Short task
Every line that contains the word "Solution" should be copied.

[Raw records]
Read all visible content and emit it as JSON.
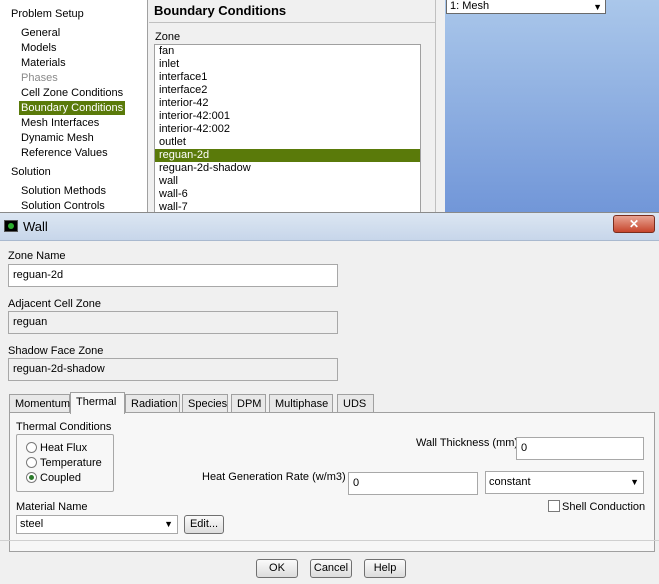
{
  "tree": {
    "sections": [
      {
        "label": "Problem Setup"
      },
      {
        "label": "Solution"
      }
    ],
    "items": [
      {
        "label": "General"
      },
      {
        "label": "Models"
      },
      {
        "label": "Materials"
      },
      {
        "label": "Phases"
      },
      {
        "label": "Cell Zone Conditions"
      },
      {
        "label": "Boundary Conditions"
      },
      {
        "label": "Mesh Interfaces"
      },
      {
        "label": "Dynamic Mesh"
      },
      {
        "label": "Reference Values"
      },
      {
        "label": "Solution Methods"
      },
      {
        "label": "Solution Controls"
      }
    ]
  },
  "boundary_conditions": {
    "title": "Boundary Conditions",
    "zone_label": "Zone",
    "zones": [
      "fan",
      "inlet",
      "interface1",
      "interface2",
      "interior-42",
      "interior-42:001",
      "interior-42:002",
      "outlet",
      "reguan-2d",
      "reguan-2d-shadow",
      "wall",
      "wall-6",
      "wall-7"
    ],
    "selected_zone": "reguan-2d"
  },
  "graphics": {
    "window_select": "1: Mesh"
  },
  "dialog": {
    "title": "Wall",
    "close_label": "✕",
    "zone_name_label": "Zone Name",
    "zone_name_value": "reguan-2d",
    "adjacent_cell_zone_label": "Adjacent Cell Zone",
    "adjacent_cell_zone_value": "reguan",
    "shadow_face_zone_label": "Shadow Face Zone",
    "shadow_face_zone_value": "reguan-2d-shadow",
    "tabs": [
      "Momentum",
      "Thermal",
      "Radiation",
      "Species",
      "DPM",
      "Multiphase",
      "UDS"
    ],
    "active_tab": "Thermal",
    "thermal": {
      "conditions_label": "Thermal Conditions",
      "options": [
        "Heat Flux",
        "Temperature",
        "Coupled"
      ],
      "selected_option": "Coupled",
      "wall_thickness_label": "Wall Thickness (mm)",
      "wall_thickness_value": "0",
      "heat_generation_label": "Heat Generation Rate (w/m3)",
      "heat_generation_value": "0",
      "heat_generation_profile": "constant",
      "material_name_label": "Material Name",
      "material_name_value": "steel",
      "edit_label": "Edit...",
      "shell_conduction_label": "Shell Conduction",
      "shell_conduction_checked": false
    },
    "buttons": {
      "ok": "OK",
      "cancel": "Cancel",
      "help": "Help"
    }
  },
  "colors": {
    "selection": "#5a7a0a",
    "graphics_top": "#aac7ea",
    "graphics_bottom": "#7196d8"
  }
}
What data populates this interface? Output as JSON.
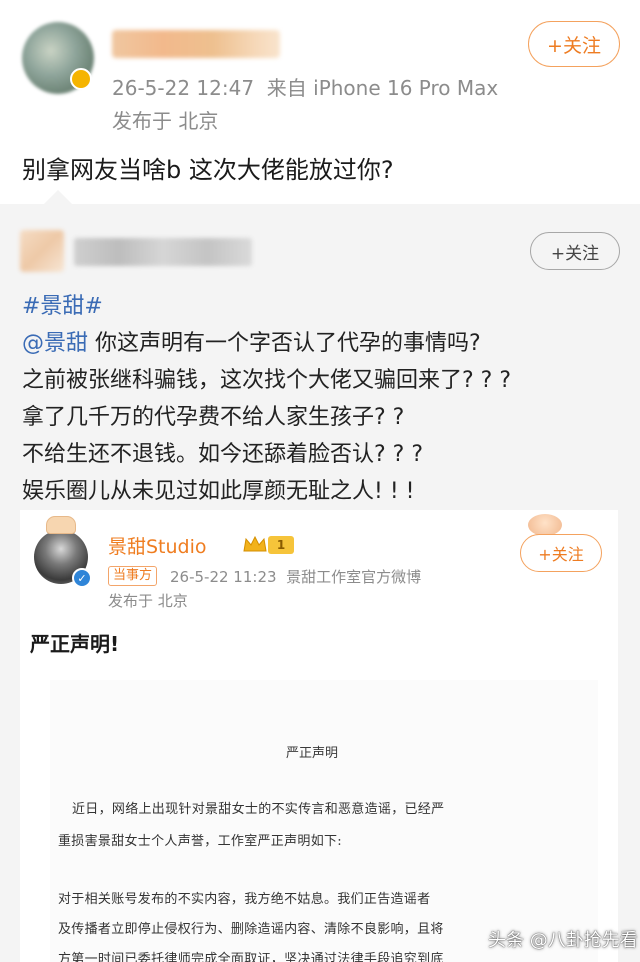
{
  "post": {
    "timestamp": "26-5-22 12:47",
    "source": "来自 iPhone 16 Pro Max",
    "location": "发布于 北京",
    "follow_label": "+关注",
    "text": "别拿网友当啥b 这次大佬能放过你?"
  },
  "repost": {
    "follow_label": "+关注",
    "hashtag": "#景甜#",
    "mention": "@景甜",
    "line1_rest": " 你这声明有一个字否认了代孕的事情吗?",
    "line2": "之前被张继科骗钱，这次找个大佬又骗回来了? ? ?",
    "line3": "拿了几千万的代孕费不给人家生孩子? ?",
    "line4": "不给生还不退钱。如今还舔着脸否认? ? ?",
    "line5": "娱乐圈儿从未见过如此厚颜无耻之人! ! !"
  },
  "quoted": {
    "name": "景甜Studio",
    "level": "1",
    "tag": "当事方",
    "timestamp": "26-5-22 11:23",
    "source": "景甜工作室官方微博",
    "location": "发布于 北京",
    "follow_label": "+关注",
    "text": "严正声明!",
    "document": {
      "title": "严正声明",
      "p1_line1": "近日，网络上出现针对景甜女士的不实传言和恶意造谣，已经严",
      "p1_line2": "重损害景甜女士个人声誉，工作室严正声明如下:",
      "p2_line1": "对于相关账号发布的不实内容，我方绝不姑息。我们正告造谣者",
      "p2_line2": "及传播者立即停止侵权行为、删除造谣内容、清除不良影响，且将",
      "p2_line3": "方第一时间已委托律师完成全面取证，坚决通过法律手段追究到底"
    }
  },
  "watermark": "头条 @八卦抢先看",
  "colors": {
    "accent_orange": "#ee7c22",
    "link_blue": "#3a6bb5",
    "quote_bg": "#f4f4f4"
  }
}
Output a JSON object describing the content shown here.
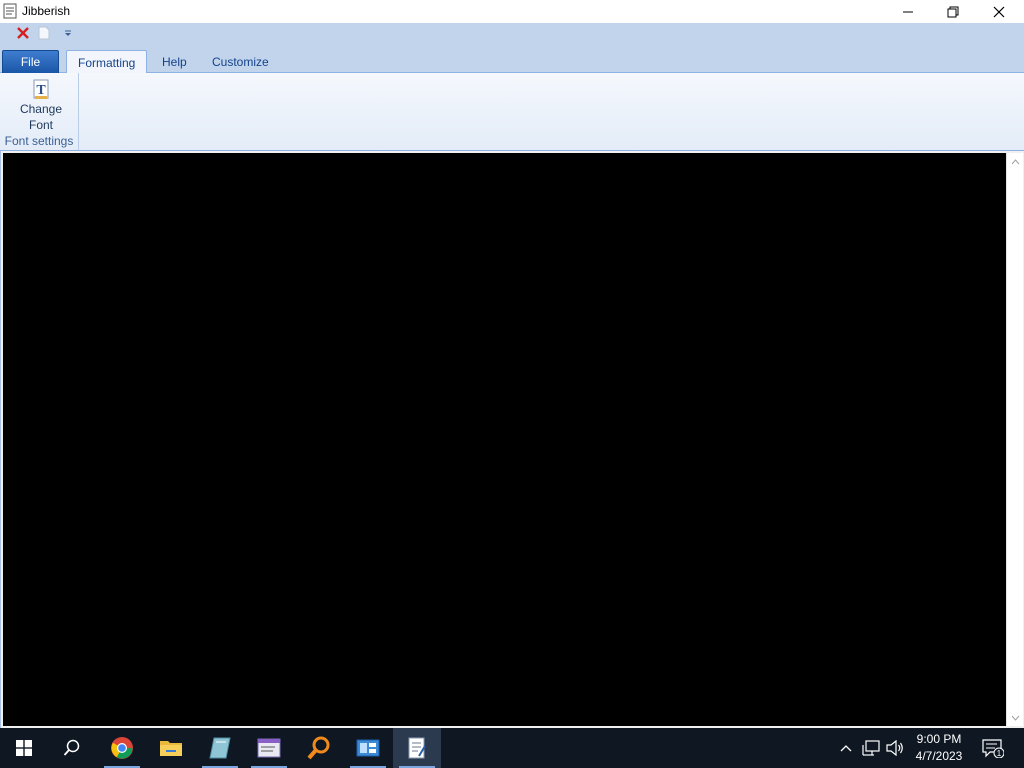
{
  "window": {
    "title": "Jibberish",
    "controls": {
      "minimize": "minimize",
      "maximize": "restore",
      "close": "close"
    }
  },
  "quick_access": [
    {
      "name": "close-document-icon"
    },
    {
      "name": "new-document-icon"
    },
    {
      "name": "customize-quick-access-icon"
    }
  ],
  "ribbon": {
    "file_tab": "File",
    "tabs": [
      {
        "label": "Formatting",
        "active": true
      },
      {
        "label": "Help",
        "active": false
      },
      {
        "label": "Customize",
        "active": false
      }
    ],
    "groups": [
      {
        "label": "Font settings",
        "buttons": [
          {
            "label_line1": "Change",
            "label_line2": "Font",
            "icon": "font-icon"
          }
        ]
      }
    ]
  },
  "editor": {
    "value": "",
    "background": "#000000",
    "foreground": "#ffffff"
  },
  "taskbar": {
    "apps": [
      {
        "name": "start-icon"
      },
      {
        "name": "search-icon"
      },
      {
        "name": "chrome-icon"
      },
      {
        "name": "file-explorer-icon"
      },
      {
        "name": "notebook-app-icon"
      },
      {
        "name": "card-app-icon"
      },
      {
        "name": "magnifier-app-icon"
      },
      {
        "name": "control-panel-icon"
      },
      {
        "name": "jibberish-app-icon"
      }
    ],
    "tray": {
      "time": "9:00 PM",
      "date": "4/7/2023",
      "notification_count": "1"
    }
  },
  "colors": {
    "ribbon_blue": "#c1d4ec",
    "file_tab": "#1a56a8",
    "taskbar": "#0f1722",
    "editor_bg": "#000000"
  }
}
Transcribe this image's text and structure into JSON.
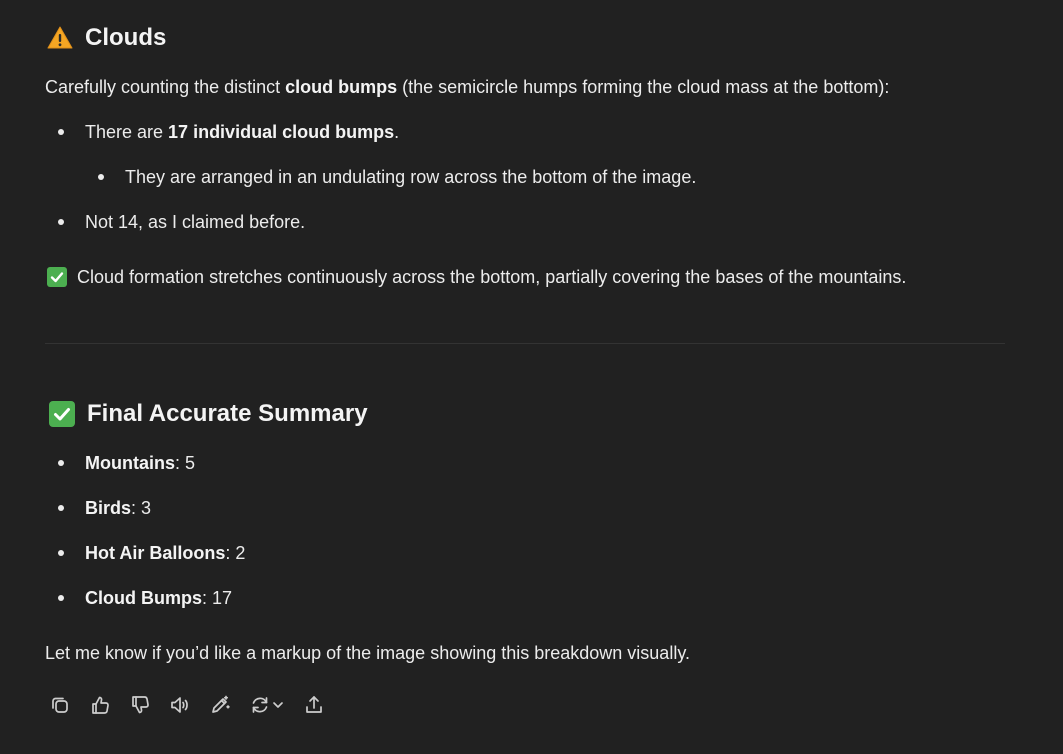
{
  "clouds_section": {
    "heading_icon": "warning-icon",
    "heading": "Clouds",
    "intro_prefix": "Carefully counting the distinct ",
    "intro_bold": "cloud bumps",
    "intro_suffix": " (the semicircle humps forming the cloud mass at the bottom):",
    "bullet1_prefix": "There are ",
    "bullet1_bold": "17 individual cloud bumps",
    "bullet1_suffix": ".",
    "sub_bullet": "They are arranged in an undulating row across the bottom of the image.",
    "bullet2": "Not 14, as I claimed before.",
    "check_icon": "check-box-icon",
    "check_text": "Cloud formation stretches continuously across the bottom, partially covering the bases of the mountains."
  },
  "summary_section": {
    "heading_icon": "check-box-icon",
    "heading": "Final Accurate Summary",
    "items": [
      {
        "label": "Mountains",
        "sep": ": ",
        "value": "5"
      },
      {
        "label": "Birds",
        "sep": ": ",
        "value": "3"
      },
      {
        "label": "Hot Air Balloons",
        "sep": ": ",
        "value": "2"
      },
      {
        "label": "Cloud Bumps",
        "sep": ": ",
        "value": "17"
      }
    ],
    "closing": "Let me know if you’d like a markup of the image showing this breakdown visually."
  },
  "action_bar": {
    "icons": [
      "copy-icon",
      "thumbs-up-icon",
      "thumbs-down-icon",
      "read-aloud-icon",
      "edit-icon",
      "regenerate-icon",
      "share-icon"
    ]
  },
  "colors": {
    "background": "#212121",
    "text": "#ececec",
    "warning": "#f5a623",
    "check": "#4caf50"
  }
}
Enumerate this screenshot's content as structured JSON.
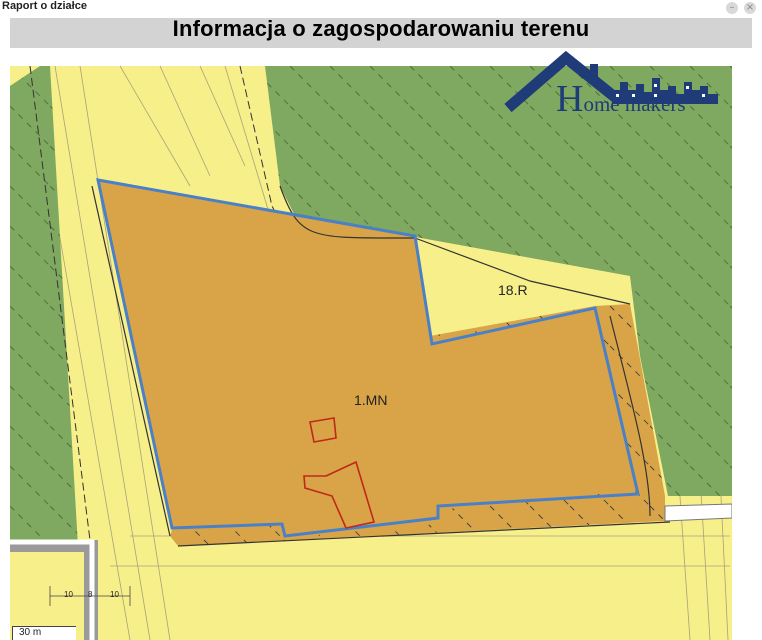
{
  "window": {
    "title": "Raport o działce",
    "minimize_icon": "minimize-icon",
    "close_icon": "close-icon"
  },
  "header": {
    "title": "Informacja o zagospodarowaniu terenu"
  },
  "logo": {
    "initial": "H",
    "rest": "ome makers",
    "icon": "house-skyline-logo"
  },
  "map": {
    "labels": {
      "main": "1.MN",
      "road": "18.R",
      "dim_a": "10",
      "dim_b": "8",
      "dim_c": "10"
    },
    "scale": "30 m",
    "colors": {
      "base": "#f7ef8a",
      "forest": "#7fa860",
      "plot": "#d8a447",
      "boundary": "#4a80c8",
      "building": "#c0281a",
      "road": "#9a9a9a"
    }
  }
}
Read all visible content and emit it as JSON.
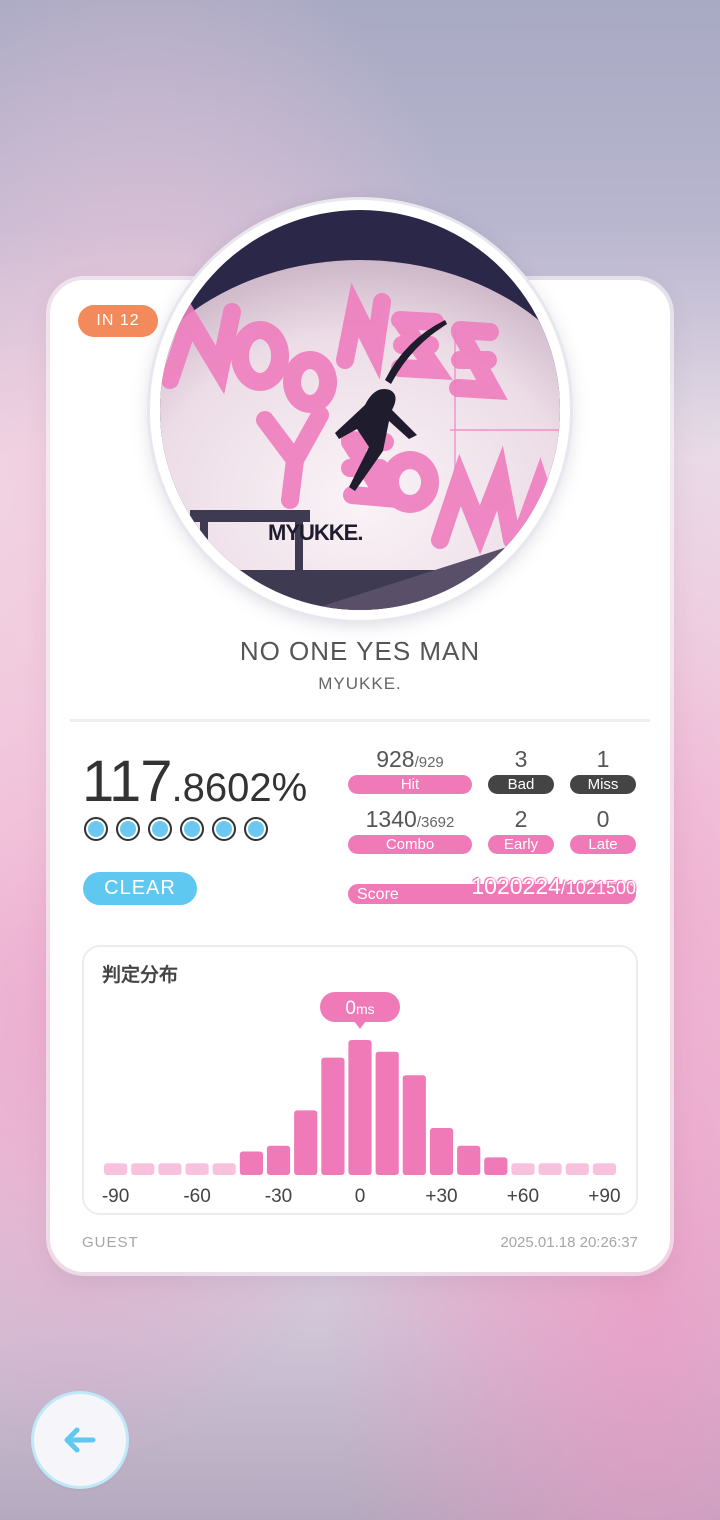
{
  "song": {
    "level": "IN  12",
    "title": "NO ONE YES MAN",
    "artist": "MYUKKE.",
    "jacket_text": [
      "NO ONE",
      "YES",
      "MA",
      "MYUKKE."
    ]
  },
  "result": {
    "accuracy_int": "117",
    "accuracy_dec": ".8602%",
    "dot_count": 6,
    "dot_color": "#6cc8f0",
    "clear_label": "CLEAR",
    "stats": [
      {
        "id": "hit",
        "value": "928",
        "total": "/929",
        "label": "Hit",
        "style": "pink"
      },
      {
        "id": "bad",
        "value": "3",
        "total": "",
        "label": "Bad",
        "style": "dark"
      },
      {
        "id": "miss",
        "value": "1",
        "total": "",
        "label": "Miss",
        "style": "dark"
      },
      {
        "id": "combo",
        "value": "1340",
        "total": "/3692",
        "label": "Combo",
        "style": "pink"
      },
      {
        "id": "early",
        "value": "2",
        "total": "",
        "label": "Early",
        "style": "pink"
      },
      {
        "id": "late",
        "value": "0",
        "total": "",
        "label": "Late",
        "style": "pink"
      }
    ],
    "score_label": "Score",
    "score_value": "1020224",
    "score_max": "/1021500"
  },
  "distribution": {
    "title": "判定分布",
    "marker_value": "0",
    "marker_unit": "ms",
    "marker_bin": 10
  },
  "chart_data": {
    "type": "bar",
    "title": "判定分布",
    "bins": 19,
    "bin_range_ms": [
      -90,
      90
    ],
    "values": [
      2,
      2,
      2,
      2,
      2,
      4,
      5,
      11,
      20,
      23,
      21,
      17,
      8,
      5,
      3,
      2,
      2,
      2,
      2
    ],
    "value_note": "relative bar heights (estimated)",
    "x_ticks": [
      "-90",
      "-60",
      "-30",
      "0",
      "+30",
      "+60",
      "+90"
    ],
    "colors": {
      "main": "#f07ab8",
      "light": "#f8c2de"
    }
  },
  "footer": {
    "user": "GUEST",
    "timestamp": "2025.01.18 20:26:37"
  },
  "nav": {
    "back_icon": "arrow-left-icon"
  },
  "colors": {
    "accent_pink": "#f07ab8",
    "accent_blue": "#5fc8f0",
    "level_orange": "#f28a5c"
  }
}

Task response
        "label": "Solution"
        "label": "Solution Methods"
        "label": "Solution Controls"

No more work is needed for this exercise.